**Extracted entries:**
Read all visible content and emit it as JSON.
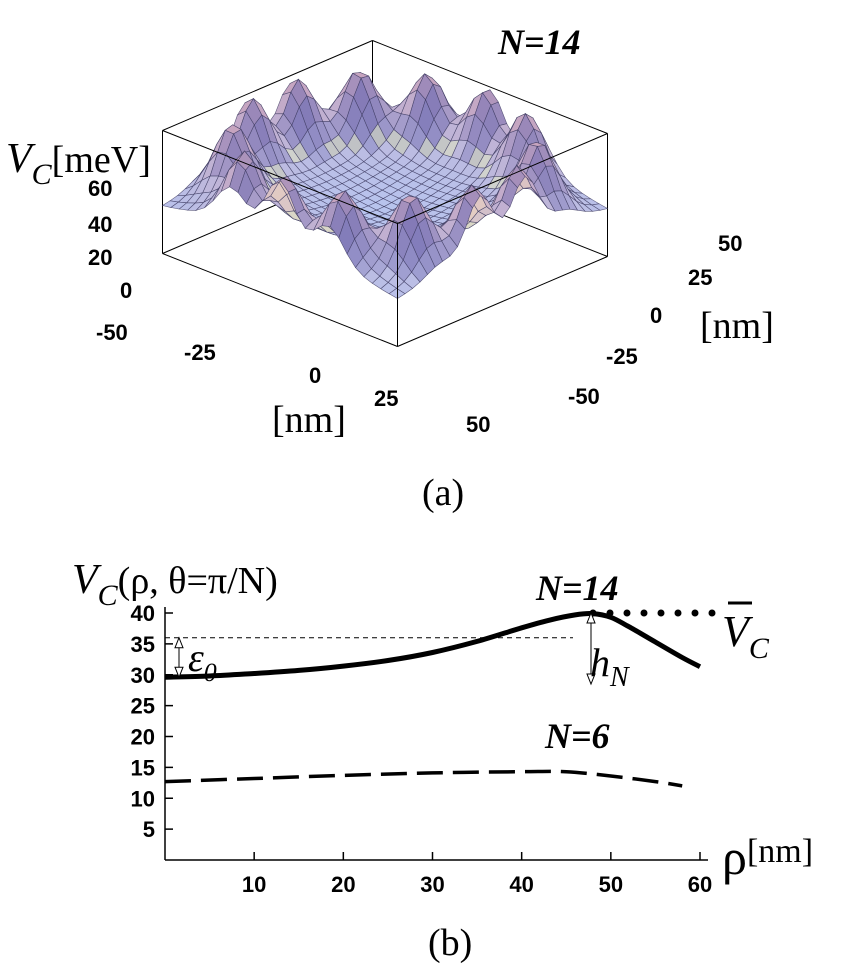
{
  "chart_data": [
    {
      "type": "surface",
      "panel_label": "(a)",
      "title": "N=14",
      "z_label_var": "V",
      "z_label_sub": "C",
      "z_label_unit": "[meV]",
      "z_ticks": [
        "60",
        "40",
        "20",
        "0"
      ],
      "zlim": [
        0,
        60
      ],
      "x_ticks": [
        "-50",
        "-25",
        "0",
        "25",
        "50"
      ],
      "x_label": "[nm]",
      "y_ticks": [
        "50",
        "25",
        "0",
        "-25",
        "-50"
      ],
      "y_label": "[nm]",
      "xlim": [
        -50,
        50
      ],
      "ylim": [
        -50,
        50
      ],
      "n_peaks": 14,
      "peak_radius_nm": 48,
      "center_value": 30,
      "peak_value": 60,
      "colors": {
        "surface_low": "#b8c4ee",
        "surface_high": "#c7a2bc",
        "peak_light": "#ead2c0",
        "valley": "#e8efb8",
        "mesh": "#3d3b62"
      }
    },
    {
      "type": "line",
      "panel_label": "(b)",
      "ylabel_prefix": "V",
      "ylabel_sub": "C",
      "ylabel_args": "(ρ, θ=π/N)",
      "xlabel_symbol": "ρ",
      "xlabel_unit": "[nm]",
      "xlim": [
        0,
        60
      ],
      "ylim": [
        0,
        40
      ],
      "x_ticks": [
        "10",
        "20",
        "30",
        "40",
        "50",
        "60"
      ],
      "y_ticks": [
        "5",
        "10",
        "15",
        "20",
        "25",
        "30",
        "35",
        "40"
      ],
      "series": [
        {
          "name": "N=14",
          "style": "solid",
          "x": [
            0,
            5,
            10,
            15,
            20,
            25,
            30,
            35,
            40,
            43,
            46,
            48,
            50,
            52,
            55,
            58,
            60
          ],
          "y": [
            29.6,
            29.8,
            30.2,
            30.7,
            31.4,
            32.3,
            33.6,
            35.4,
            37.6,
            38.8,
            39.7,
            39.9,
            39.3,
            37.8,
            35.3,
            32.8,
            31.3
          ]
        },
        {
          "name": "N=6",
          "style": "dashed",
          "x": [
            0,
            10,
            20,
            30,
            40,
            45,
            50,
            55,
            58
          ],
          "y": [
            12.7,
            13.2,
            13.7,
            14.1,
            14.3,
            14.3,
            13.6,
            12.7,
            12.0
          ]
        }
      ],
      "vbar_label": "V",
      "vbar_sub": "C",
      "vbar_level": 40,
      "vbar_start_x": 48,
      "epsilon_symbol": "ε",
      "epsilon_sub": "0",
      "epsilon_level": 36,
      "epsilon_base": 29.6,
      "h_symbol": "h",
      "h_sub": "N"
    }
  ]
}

**Exercise prompt:** All of the data needs repeating exactly, but the pictures do not.

**Task output:**
Read all visible content and emit it as JSON.
{
  "chart_data": [
    {
      "type": "surface",
      "panel_label": "(a)",
      "title": "N=14",
      "z_label_var": "V",
      "z_label_sub": "C",
      "z_label_unit": "[meV]",
      "z_ticks": [
        "60",
        "40",
        "20",
        "0"
      ],
      "zlim": [
        0,
        60
      ],
      "x_ticks": [
        "-50",
        "-25",
        "0",
        "25",
        "50"
      ],
      "x_label": "[nm]",
      "y_ticks": [
        "50",
        "25",
        "0",
        "-25",
        "-50"
      ],
      "y_label": "[nm]",
      "xlim": [
        -50,
        50
      ],
      "ylim": [
        -50,
        50
      ],
      "n_peaks": 14,
      "peak_radius_nm": 48,
      "center_value": 30,
      "peak_value": 60,
      "colors": {
        "surface_low": "#b8c4ee",
        "surface_high": "#c7a2bc",
        "peak_light": "#ead2c0",
        "valley": "#e8efb8",
        "mesh": "#3d3b62"
      }
    },
    {
      "type": "line",
      "panel_label": "(b)",
      "ylabel_prefix": "V",
      "ylabel_sub": "C",
      "ylabel_args": "(ρ, θ=π/N)",
      "xlabel_symbol": "ρ",
      "xlabel_unit": "[nm]",
      "xlim": [
        0,
        60
      ],
      "ylim": [
        0,
        40
      ],
      "x_ticks": [
        "10",
        "20",
        "30",
        "40",
        "50",
        "60"
      ],
      "y_ticks": [
        "5",
        "10",
        "15",
        "20",
        "25",
        "30",
        "35",
        "40"
      ],
      "series": [
        {
          "name": "N=14",
          "style": "solid",
          "x": [
            0,
            5,
            10,
            15,
            20,
            25,
            30,
            35,
            40,
            43,
            46,
            48,
            50,
            52,
            55,
            58,
            60
          ],
          "y": [
            29.6,
            29.8,
            30.2,
            30.7,
            31.4,
            32.3,
            33.6,
            35.4,
            37.6,
            38.8,
            39.7,
            39.9,
            39.3,
            37.8,
            35.3,
            32.8,
            31.3
          ]
        },
        {
          "name": "N=6",
          "style": "dashed",
          "x": [
            0,
            10,
            20,
            30,
            40,
            45,
            50,
            55,
            58
          ],
          "y": [
            12.7,
            13.2,
            13.7,
            14.1,
            14.3,
            14.3,
            13.6,
            12.7,
            12.0
          ]
        }
      ],
      "vbar_label": "V",
      "vbar_sub": "C",
      "vbar_level": 40,
      "vbar_start_x": 48,
      "epsilon_symbol": "ε",
      "epsilon_sub": "0",
      "epsilon_level": 36,
      "epsilon_base": 29.6,
      "h_symbol": "h",
      "h_sub": "N"
    }
  ]
}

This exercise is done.